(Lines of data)
__________________________________________________

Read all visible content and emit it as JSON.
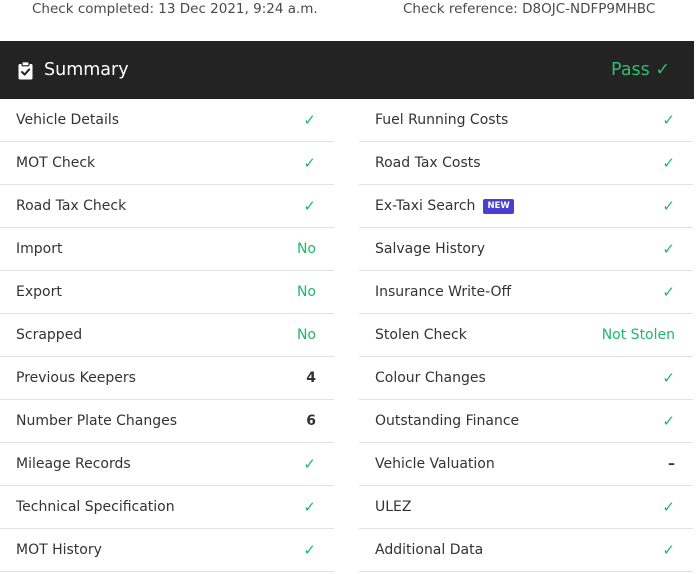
{
  "meta": {
    "completed": "Check completed: 13 Dec 2021, 9:24 a.m.",
    "reference": "Check reference: D8OJC-NDFP9MHBC"
  },
  "summary": {
    "title": "Summary",
    "status": "Pass ✓",
    "status_color": "#2dbf6e",
    "header_bg": "#232323",
    "icon": "clipboard-check-icon"
  },
  "left_rows": [
    {
      "label": "Vehicle Details",
      "value": "✓",
      "kind": "ok"
    },
    {
      "label": "MOT Check",
      "value": "✓",
      "kind": "ok"
    },
    {
      "label": "Road Tax Check",
      "value": "✓",
      "kind": "ok"
    },
    {
      "label": "Import",
      "value": "No",
      "kind": "green"
    },
    {
      "label": "Export",
      "value": "No",
      "kind": "green"
    },
    {
      "label": "Scrapped",
      "value": "No",
      "kind": "green"
    },
    {
      "label": "Previous Keepers",
      "value": "4",
      "kind": "num"
    },
    {
      "label": "Number Plate Changes",
      "value": "6",
      "kind": "num"
    },
    {
      "label": "Mileage Records",
      "value": "✓",
      "kind": "ok"
    },
    {
      "label": "Technical Specification",
      "value": "✓",
      "kind": "ok"
    },
    {
      "label": "MOT History",
      "value": "✓",
      "kind": "ok"
    }
  ],
  "right_rows": [
    {
      "label": "Fuel Running Costs",
      "value": "✓",
      "kind": "ok"
    },
    {
      "label": "Road Tax Costs",
      "value": "✓",
      "kind": "ok"
    },
    {
      "label": "Ex-Taxi Search",
      "badge": "NEW",
      "value": "✓",
      "kind": "ok"
    },
    {
      "label": "Salvage History",
      "value": "✓",
      "kind": "ok"
    },
    {
      "label": "Insurance Write-Off",
      "value": "✓",
      "kind": "ok"
    },
    {
      "label": "Stolen Check",
      "value": "Not Stolen",
      "kind": "green"
    },
    {
      "label": "Colour Changes",
      "value": "✓",
      "kind": "ok"
    },
    {
      "label": "Outstanding Finance",
      "value": "✓",
      "kind": "ok"
    },
    {
      "label": "Vehicle Valuation",
      "value": "–",
      "kind": "dash"
    },
    {
      "label": "ULEZ",
      "value": "✓",
      "kind": "ok"
    },
    {
      "label": "Additional Data",
      "value": "✓",
      "kind": "ok"
    }
  ],
  "colors": {
    "check_green": "#1fb86a",
    "badge_purple": "#4a3fd1"
  }
}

__________________________________________________

### AIM
Reproduce the whole listing above word for word, but not its pictures.

### OUTPUT OF THE EXERCISE
Read all visible content and emit it as JSON.
{
  "meta": {
    "completed": "Check completed: 13 Dec 2021, 9:24 a.m.",
    "reference": "Check reference: D8OJC-NDFP9MHBC"
  },
  "summary": {
    "title": "Summary",
    "status": "Pass ✓",
    "status_color": "#2dbf6e",
    "header_bg": "#232323",
    "icon": "clipboard-check-icon"
  },
  "left_rows": [
    {
      "label": "Vehicle Details",
      "value": "✓",
      "kind": "ok"
    },
    {
      "label": "MOT Check",
      "value": "✓",
      "kind": "ok"
    },
    {
      "label": "Road Tax Check",
      "value": "✓",
      "kind": "ok"
    },
    {
      "label": "Import",
      "value": "No",
      "kind": "green"
    },
    {
      "label": "Export",
      "value": "No",
      "kind": "green"
    },
    {
      "label": "Scrapped",
      "value": "No",
      "kind": "green"
    },
    {
      "label": "Previous Keepers",
      "value": "4",
      "kind": "num"
    },
    {
      "label": "Number Plate Changes",
      "value": "6",
      "kind": "num"
    },
    {
      "label": "Mileage Records",
      "value": "✓",
      "kind": "ok"
    },
    {
      "label": "Technical Specification",
      "value": "✓",
      "kind": "ok"
    },
    {
      "label": "MOT History",
      "value": "✓",
      "kind": "ok"
    }
  ],
  "right_rows": [
    {
      "label": "Fuel Running Costs",
      "value": "✓",
      "kind": "ok"
    },
    {
      "label": "Road Tax Costs",
      "value": "✓",
      "kind": "ok"
    },
    {
      "label": "Ex-Taxi Search",
      "badge": "NEW",
      "value": "✓",
      "kind": "ok"
    },
    {
      "label": "Salvage History",
      "value": "✓",
      "kind": "ok"
    },
    {
      "label": "Insurance Write-Off",
      "value": "✓",
      "kind": "ok"
    },
    {
      "label": "Stolen Check",
      "value": "Not Stolen",
      "kind": "green"
    },
    {
      "label": "Colour Changes",
      "value": "✓",
      "kind": "ok"
    },
    {
      "label": "Outstanding Finance",
      "value": "✓",
      "kind": "ok"
    },
    {
      "label": "Vehicle Valuation",
      "value": "–",
      "kind": "dash"
    },
    {
      "label": "ULEZ",
      "value": "✓",
      "kind": "ok"
    },
    {
      "label": "Additional Data",
      "value": "✓",
      "kind": "ok"
    }
  ],
  "colors": {
    "check_green": "#1fb86a",
    "badge_purple": "#4a3fd1"
  }
}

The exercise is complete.